───── Text block ─────
Home » Blog » What Kind Of Economy Do We Want?

What Kind Of Economy Do We Want?

grand bazaar with people haggling and bartering
The kind of economy we want.

The Federal Reserve is starting to break stuff in its quest to tame inflation.  For example, real estate prices are teetering between stagnation and decline.  Segments of the labor market, particularly big tech, are cutting costs and increasing layoffs.

And perhaps most striking, three large banks failed this month.  Some key statistics show just how unusual the breakage was:

The causes of these bank failures are all slightly different.  But one common thread seems to be large holdings of anemic-yielding “safe” Treasury bonds and securities that lost billions in value as the Fed raised interest rates and bond prices declined.  For example, long-dated Treasuries represented 55% of SVB’s assets.

Another common thread seems to be heavy concentrations of deposits and lending in the relatively risky areas of the tech sector and crypto companies like the failed FTX.  The money sloshing around in the tech sector for so many years due to historic, rock-bottom interest rates started to dry up with rising interest rates.  This spurred increased withdrawals from cash-strapped tech firms, which ballooned into panic withdrawals as rumors spread about each bank’s health.
───── Dataset excerpts ─────
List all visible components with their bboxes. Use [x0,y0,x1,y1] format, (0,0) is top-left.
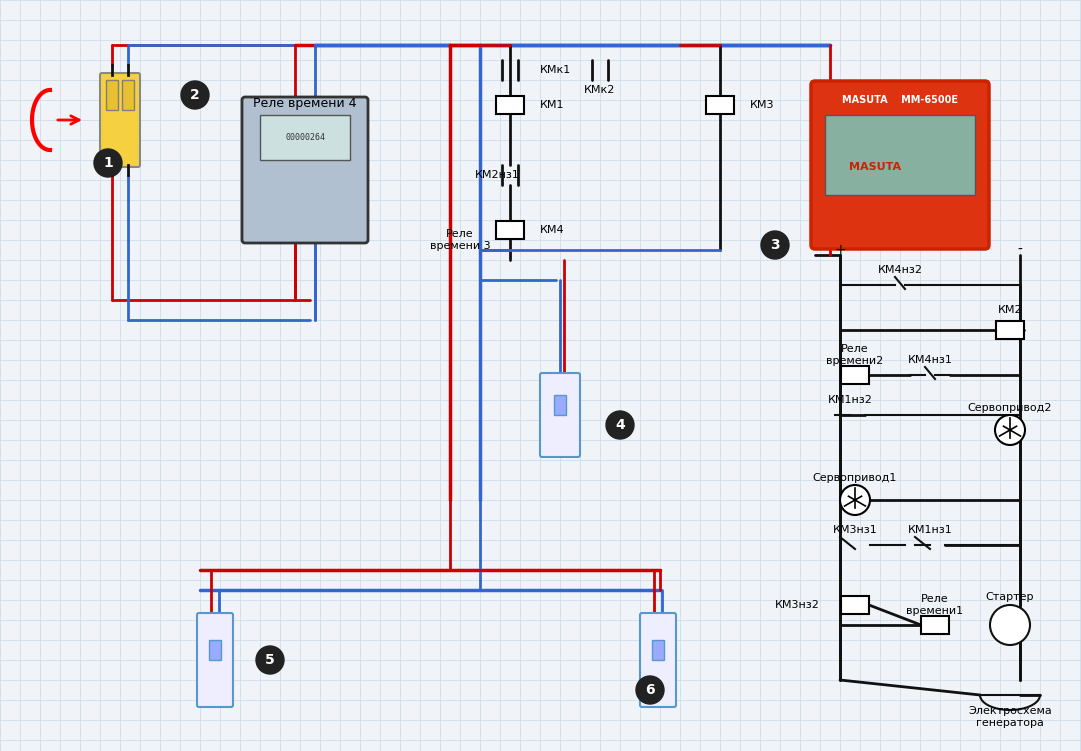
Text: Реле
времени 3: Реле времени 3 [429,229,491,251]
Text: 1: 1 [103,156,112,170]
Text: +: + [835,243,845,257]
Text: КМ4нз1: КМ4нз1 [908,355,952,365]
Text: 3: 3 [770,238,779,252]
Text: 6: 6 [645,683,655,697]
Bar [921,616,949,634]
Text: КМ3нз1: КМ3нз1 [832,525,878,535]
FancyBboxPatch shape [101,73,141,167]
Bar [496,96,524,114]
Circle shape [995,415,1025,445]
Circle shape [636,676,664,704]
Circle shape [761,231,789,259]
Text: Сервопривод2: Сервопривод2 [967,403,1052,413]
Bar [652,640,664,660]
Text: 5: 5 [265,653,275,667]
Text: КМк1: КМк1 [540,65,571,75]
Text: КМ4: КМ4 [540,225,564,235]
FancyBboxPatch shape [242,97,368,243]
Text: КМк2: КМк2 [585,85,616,95]
Bar [825,115,975,195]
Circle shape [256,646,284,674]
Text: 4: 4 [615,418,625,432]
Text: КМ3: КМ3 [750,100,774,110]
Bar [209,640,221,660]
Text: Реле
времени2: Реле времени2 [826,344,883,366]
Text: КМ1нз1: КМ1нз1 [908,525,952,535]
Text: -: - [1017,243,1023,257]
Text: Сервопривод1: Сервопривод1 [813,473,897,483]
Bar [496,221,524,239]
Text: КМ1нз2: КМ1нз2 [828,395,872,405]
Text: 2: 2 [190,88,200,102]
Circle shape [840,485,870,515]
Circle shape [990,605,1030,645]
Text: КМ3нз2: КМ3нз2 [775,600,820,610]
Text: MASUTA: MASUTA [849,162,902,172]
Bar [122,80,134,110]
Bar [261,115,350,160]
Circle shape [606,411,633,439]
Bar [841,596,869,614]
Bar [841,366,869,384]
Text: Реле времени 4: Реле времени 4 [253,97,357,110]
FancyArrowPatch shape [57,116,79,124]
Circle shape [181,81,209,109]
Text: Электросхема
генератора: Электросхема генератора [969,706,1052,728]
Text: Стартер: Стартер [986,592,1035,602]
Text: КМ2: КМ2 [998,305,1023,315]
Circle shape [94,149,122,177]
Bar [706,96,734,114]
Text: 00000264: 00000264 [285,134,325,143]
FancyBboxPatch shape [811,81,989,249]
Text: Реле
времени1: Реле времени1 [907,594,963,616]
FancyBboxPatch shape [197,613,233,707]
Text: КМ2нз1: КМ2нз1 [475,170,520,180]
Text: КМ1: КМ1 [540,100,564,110]
FancyBboxPatch shape [540,373,580,457]
FancyBboxPatch shape [640,613,676,707]
Bar [553,395,566,415]
Text: КМ4нз2: КМ4нз2 [878,265,922,275]
Bar [996,321,1024,339]
Bar [106,80,118,110]
Text: MASUTA    MM-6500E: MASUTA MM-6500E [842,95,958,105]
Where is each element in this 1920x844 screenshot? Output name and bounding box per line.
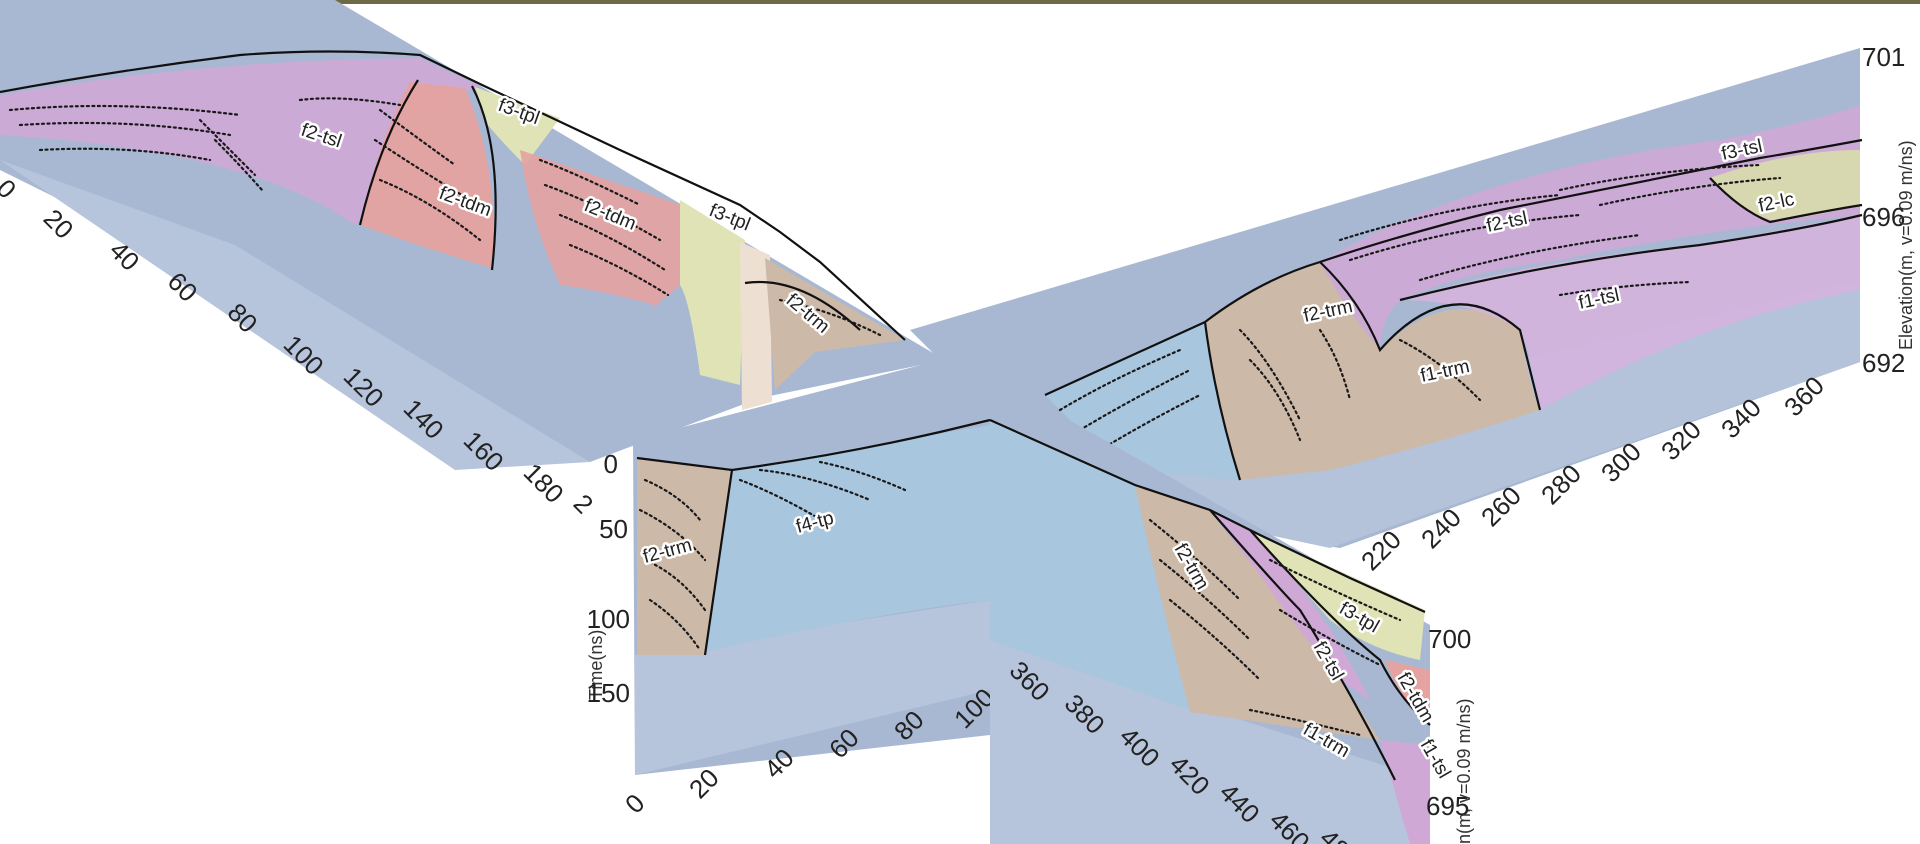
time-tick: 50 bbox=[599, 514, 628, 544]
reflectors-top-left bbox=[8, 97, 882, 337]
reflectors-right bbox=[1058, 163, 1782, 452]
unit-fill-gpr-strip bbox=[740, 242, 772, 410]
unit-fill-tdm-center-right bbox=[1385, 660, 1430, 725]
time-tick: 150 bbox=[587, 678, 630, 708]
unit-fill-tp-center-right bbox=[990, 420, 1190, 710]
elevation-tick: 701 bbox=[1862, 42, 1905, 72]
boundary-right-2 bbox=[1319, 261, 1542, 411]
unit-fill-f1-tsl-center-right bbox=[1380, 740, 1430, 844]
elevation-tick: 692 bbox=[1862, 348, 1905, 378]
boundary-center-left bbox=[703, 469, 734, 656]
panel-center-right: f2-trm f3-tpl f2-tsl f2-tdm f1-trm f1-ts… bbox=[989, 375, 1474, 844]
x-tick: 2 bbox=[568, 488, 599, 519]
photo-strip bbox=[0, 0, 1920, 4]
reflectors-center-right bbox=[1148, 518, 1402, 737]
boundary-right-4 bbox=[1709, 177, 1863, 224]
elevation-tick-cr: 695 bbox=[1426, 791, 1469, 821]
elevation-axis-title-right: Elevation(m, v=0.09 m/ns) bbox=[1896, 140, 1916, 350]
unit-fill-trm-center bbox=[637, 458, 732, 655]
time-tick: 100 bbox=[587, 604, 630, 634]
unit-fill-tdm-left bbox=[360, 82, 494, 268]
unit-fill-tpl-mid bbox=[680, 200, 745, 385]
elevation-tick: 696 bbox=[1862, 202, 1905, 232]
panel-top-left: f2-tsl f2-tdm f3-tpl f2-tdm f3-tpl f2-tr… bbox=[0, 0, 945, 519]
time-tick: 0 bbox=[604, 449, 618, 479]
boundary-left-3 bbox=[744, 280, 861, 331]
unit-fill-trm-center-right bbox=[1135, 485, 1380, 740]
panel-right: f3-tsl f2-lc f2-tsl f2-trm f1-tsl f1-trm… bbox=[910, 42, 1916, 576]
unit-fill-tsl-center-right bbox=[1210, 510, 1370, 700]
boundary-center-right-1 bbox=[1209, 509, 1396, 781]
top-surface-right bbox=[1044, 138, 1863, 397]
unit-fill-lc-right bbox=[1710, 150, 1860, 220]
unit-fill-tp-center bbox=[705, 425, 990, 652]
panel-top-left-lower-slab bbox=[0, 160, 590, 470]
boundary-right-1 bbox=[1203, 321, 1242, 481]
unit-fill-tpl-center-right bbox=[1250, 530, 1425, 660]
reflectors-center-left bbox=[638, 460, 907, 652]
boundary-left-2 bbox=[471, 85, 497, 271]
x-tick: 0 bbox=[619, 788, 650, 819]
unit-fill-tpl-left bbox=[475, 87, 560, 165]
elevation-tick-cr: 700 bbox=[1428, 624, 1471, 654]
unit-fill-trm-right bbox=[1205, 262, 1540, 480]
top-surface-left bbox=[0, 50, 906, 341]
boundary-right-3 bbox=[1399, 213, 1863, 302]
unit-fill-f1-tsl-right bbox=[1400, 215, 1860, 410]
boundary-center-right-2 bbox=[1249, 529, 1431, 726]
elevation-axis-title-center-right: n(m, v=0.09 m/ns) bbox=[1454, 698, 1474, 844]
top-surface-center-right bbox=[989, 418, 1426, 614]
time-axis-title: Time(ns) bbox=[586, 630, 606, 700]
top-surface-center-left bbox=[636, 418, 991, 472]
panel-center-right-lower-slab bbox=[990, 640, 1430, 844]
panel-center-left: f2-trm f4-tp Time(ns) 0 50 100 150 0 20 … bbox=[586, 360, 1000, 819]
─────
* What to work on
**1)** In the economy blog post, what percentage of SVB's assets did long-dated Treasuries make up?
**2)** Say whether each statement agrees with the economy blog post, and quote the words that decide it: (a) Three large banks failed this month. (b) The bank failures all had the same cause. (c) Big tech is expanding its hiring.
**3)** Go on writing the economy blog post from where it stops.

* Solved tasks
**1)** 55%

**2)**
(a) Yes: "three large banks failed this month."
(b) No: "The causes of these bank failures are all slightly different."
(c) No: "Segments of the labor market, particularly big tech, are cutting costs and increasing layoffs."

**3)**
Many have been quick to point out that this is not the start of another 2008-style financial crisis for various plausible reasons.  Nonetheless, flocks of regional banks suffered steep stock price declines in one day on March 13 as the fear of contagion spread including:

  • First Republic – down 62%
  • PacWest Bancorp – down 45%
  • Western Alliance Bancorp – down 47%
  • Zions Bancorporation – down 26%
  • KeyCorp – down 27%.

The SPDR exchange-traded fund (ETF) for a large basket of regional banks (KRE) was down nearly 29% over the last two weeks and has yet to recover as I write this.  I don’t know the stories behind all of these banks, but it seems like the basic math of rising interest rates driving bond losses will continue to “stress test” many regional banks.  And bank borrowing at the Fed’s Discount Window went from $5 billion last Wednesday to $153 billion, the highest level on record.  It seems extremely premature for anyone to sound the all-clear.

Interestingly, higher capital requirements for “mid-sized” banks, like SVB and Signature, from the Dodd-Frank law of 2010 were rolled back in 2018 on a bipartisan basis and signed by Trump in 2018.  Some pro-bank observers claim the specific capital requirements and stress testing levels in question, if they still existed, wouldn’t have stopped the SVB collapse.¹  Many anti-bank observers actually agree.  They point instead to a multi-decade trajectory of increasingly lax and chummy bank regulation by the Fed and Congress.  For example, SVB CEO, Gregory Becker was on the board of the San Francisco Fed up until the day that his bank collapsed.  In this case, the regulator was the bad actor, all in one.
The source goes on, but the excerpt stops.